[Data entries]

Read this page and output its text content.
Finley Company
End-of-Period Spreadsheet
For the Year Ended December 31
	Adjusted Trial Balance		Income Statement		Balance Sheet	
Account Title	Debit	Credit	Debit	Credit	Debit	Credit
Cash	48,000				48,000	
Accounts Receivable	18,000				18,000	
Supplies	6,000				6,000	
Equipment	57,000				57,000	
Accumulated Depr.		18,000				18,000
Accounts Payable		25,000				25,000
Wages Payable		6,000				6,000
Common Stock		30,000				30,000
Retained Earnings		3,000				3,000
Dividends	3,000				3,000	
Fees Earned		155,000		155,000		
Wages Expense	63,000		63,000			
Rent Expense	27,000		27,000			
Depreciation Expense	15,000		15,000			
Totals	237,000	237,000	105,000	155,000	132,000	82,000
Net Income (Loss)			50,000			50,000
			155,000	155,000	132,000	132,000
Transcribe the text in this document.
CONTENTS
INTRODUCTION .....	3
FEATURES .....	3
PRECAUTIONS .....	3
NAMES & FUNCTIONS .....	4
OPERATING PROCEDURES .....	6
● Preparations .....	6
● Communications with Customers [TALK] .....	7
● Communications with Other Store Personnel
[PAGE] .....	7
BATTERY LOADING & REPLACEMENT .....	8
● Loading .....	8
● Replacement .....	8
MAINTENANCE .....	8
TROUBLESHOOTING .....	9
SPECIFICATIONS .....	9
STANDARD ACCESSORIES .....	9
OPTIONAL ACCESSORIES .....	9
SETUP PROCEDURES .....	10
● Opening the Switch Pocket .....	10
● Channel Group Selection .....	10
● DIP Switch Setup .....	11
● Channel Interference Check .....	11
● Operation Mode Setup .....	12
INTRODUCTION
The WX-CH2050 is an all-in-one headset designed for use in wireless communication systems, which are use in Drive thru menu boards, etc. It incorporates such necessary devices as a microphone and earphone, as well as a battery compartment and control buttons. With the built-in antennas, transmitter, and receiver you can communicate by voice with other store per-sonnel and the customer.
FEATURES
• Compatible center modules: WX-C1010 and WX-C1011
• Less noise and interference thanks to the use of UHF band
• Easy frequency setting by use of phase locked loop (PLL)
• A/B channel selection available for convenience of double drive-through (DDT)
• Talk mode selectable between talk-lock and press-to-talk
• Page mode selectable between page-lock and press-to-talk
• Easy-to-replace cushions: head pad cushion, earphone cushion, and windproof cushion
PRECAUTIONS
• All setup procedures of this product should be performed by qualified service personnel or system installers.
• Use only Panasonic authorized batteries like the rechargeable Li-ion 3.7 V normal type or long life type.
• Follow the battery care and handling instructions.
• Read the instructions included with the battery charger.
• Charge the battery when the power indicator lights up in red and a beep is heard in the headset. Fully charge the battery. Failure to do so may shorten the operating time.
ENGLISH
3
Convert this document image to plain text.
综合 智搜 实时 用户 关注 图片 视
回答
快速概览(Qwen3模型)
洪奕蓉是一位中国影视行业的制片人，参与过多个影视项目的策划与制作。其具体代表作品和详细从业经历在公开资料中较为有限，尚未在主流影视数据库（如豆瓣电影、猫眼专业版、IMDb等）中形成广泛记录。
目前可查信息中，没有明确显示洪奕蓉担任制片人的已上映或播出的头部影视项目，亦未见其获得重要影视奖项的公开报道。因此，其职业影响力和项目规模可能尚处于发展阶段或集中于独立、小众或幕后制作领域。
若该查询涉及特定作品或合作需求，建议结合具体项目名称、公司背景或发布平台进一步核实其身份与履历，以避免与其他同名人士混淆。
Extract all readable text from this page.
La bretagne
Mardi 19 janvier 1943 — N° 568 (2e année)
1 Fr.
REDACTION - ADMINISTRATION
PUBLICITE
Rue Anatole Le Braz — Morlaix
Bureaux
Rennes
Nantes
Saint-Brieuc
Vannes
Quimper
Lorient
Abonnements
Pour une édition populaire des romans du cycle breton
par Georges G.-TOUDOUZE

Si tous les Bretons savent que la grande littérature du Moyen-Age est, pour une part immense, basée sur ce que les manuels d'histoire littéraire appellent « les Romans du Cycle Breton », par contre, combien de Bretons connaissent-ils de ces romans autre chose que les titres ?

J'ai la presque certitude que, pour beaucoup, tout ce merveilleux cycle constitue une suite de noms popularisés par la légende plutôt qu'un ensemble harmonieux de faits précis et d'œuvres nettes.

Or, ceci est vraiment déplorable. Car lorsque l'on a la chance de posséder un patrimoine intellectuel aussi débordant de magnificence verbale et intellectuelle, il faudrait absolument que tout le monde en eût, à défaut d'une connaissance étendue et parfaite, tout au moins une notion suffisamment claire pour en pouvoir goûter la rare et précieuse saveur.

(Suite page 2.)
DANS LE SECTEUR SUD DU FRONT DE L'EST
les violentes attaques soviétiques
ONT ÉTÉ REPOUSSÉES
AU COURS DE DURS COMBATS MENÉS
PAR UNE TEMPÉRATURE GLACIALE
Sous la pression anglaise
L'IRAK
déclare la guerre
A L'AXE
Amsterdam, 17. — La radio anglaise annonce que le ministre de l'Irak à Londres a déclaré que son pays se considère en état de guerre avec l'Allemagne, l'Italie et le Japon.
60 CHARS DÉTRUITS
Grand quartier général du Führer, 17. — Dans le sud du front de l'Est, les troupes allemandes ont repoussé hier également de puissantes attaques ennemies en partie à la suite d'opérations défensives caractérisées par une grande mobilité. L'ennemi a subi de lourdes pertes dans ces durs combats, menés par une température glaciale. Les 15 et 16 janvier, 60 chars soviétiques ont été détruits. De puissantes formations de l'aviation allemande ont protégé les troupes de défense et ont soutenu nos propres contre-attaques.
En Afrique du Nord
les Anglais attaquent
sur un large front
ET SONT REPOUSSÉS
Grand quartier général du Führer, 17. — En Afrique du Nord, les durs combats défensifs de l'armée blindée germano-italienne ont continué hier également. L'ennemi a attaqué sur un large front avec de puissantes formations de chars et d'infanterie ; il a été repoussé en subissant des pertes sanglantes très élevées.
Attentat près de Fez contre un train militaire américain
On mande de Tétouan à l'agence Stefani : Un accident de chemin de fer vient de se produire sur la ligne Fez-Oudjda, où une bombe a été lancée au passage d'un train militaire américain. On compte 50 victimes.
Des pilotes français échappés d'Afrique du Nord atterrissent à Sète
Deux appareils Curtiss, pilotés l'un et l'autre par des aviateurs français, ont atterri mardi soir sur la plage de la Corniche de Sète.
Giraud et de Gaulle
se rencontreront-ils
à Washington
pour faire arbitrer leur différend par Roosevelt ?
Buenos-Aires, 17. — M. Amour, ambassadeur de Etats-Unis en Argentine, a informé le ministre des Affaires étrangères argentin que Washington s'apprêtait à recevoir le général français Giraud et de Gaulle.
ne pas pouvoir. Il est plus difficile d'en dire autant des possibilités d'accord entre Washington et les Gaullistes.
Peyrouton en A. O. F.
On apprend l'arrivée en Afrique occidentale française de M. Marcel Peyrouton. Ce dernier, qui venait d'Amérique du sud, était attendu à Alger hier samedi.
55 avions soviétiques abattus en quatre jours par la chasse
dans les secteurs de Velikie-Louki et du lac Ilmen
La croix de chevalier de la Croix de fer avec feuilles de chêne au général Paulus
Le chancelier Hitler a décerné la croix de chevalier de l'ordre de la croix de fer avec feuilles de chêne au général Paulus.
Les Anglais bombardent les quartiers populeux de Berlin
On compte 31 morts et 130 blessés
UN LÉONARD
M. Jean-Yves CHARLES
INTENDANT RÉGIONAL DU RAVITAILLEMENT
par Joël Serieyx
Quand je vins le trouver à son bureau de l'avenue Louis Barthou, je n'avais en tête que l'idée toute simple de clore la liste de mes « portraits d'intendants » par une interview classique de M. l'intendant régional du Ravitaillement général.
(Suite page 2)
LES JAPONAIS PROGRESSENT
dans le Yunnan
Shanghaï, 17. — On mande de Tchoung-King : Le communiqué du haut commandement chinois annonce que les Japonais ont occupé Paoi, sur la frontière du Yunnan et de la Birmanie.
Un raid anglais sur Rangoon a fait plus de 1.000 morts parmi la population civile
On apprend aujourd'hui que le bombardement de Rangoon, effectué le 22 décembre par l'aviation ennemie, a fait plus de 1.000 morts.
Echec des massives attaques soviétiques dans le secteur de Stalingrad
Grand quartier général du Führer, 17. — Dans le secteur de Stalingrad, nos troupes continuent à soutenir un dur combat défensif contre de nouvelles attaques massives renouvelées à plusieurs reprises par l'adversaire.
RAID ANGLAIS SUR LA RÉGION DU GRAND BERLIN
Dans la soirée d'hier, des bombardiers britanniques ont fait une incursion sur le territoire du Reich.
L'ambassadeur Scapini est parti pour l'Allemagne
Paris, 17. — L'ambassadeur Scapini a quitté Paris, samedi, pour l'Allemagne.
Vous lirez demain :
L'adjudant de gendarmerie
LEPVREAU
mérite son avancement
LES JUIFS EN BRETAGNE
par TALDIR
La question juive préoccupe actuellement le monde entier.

### INSTRUCTIONS FOR THE TASK
Pick out each line that holds the string "autre".

### ANSWER TO THIS PROBLEM
Si tous les Bretons savent que la grande littérature du Moyen-Age est, pour une part immense, basée sur ce que les manuels d'histoire littéraire appellent « les Romans du Cycle Breton », par contre, combien de Bretons connaissent-ils de ces romans autre chose que les titres ?
Deux appareils Curtiss, pilotés l'un et l'autre par des aviateurs français, ont atterri mardi soir sur la plage de la Corniche de Sète.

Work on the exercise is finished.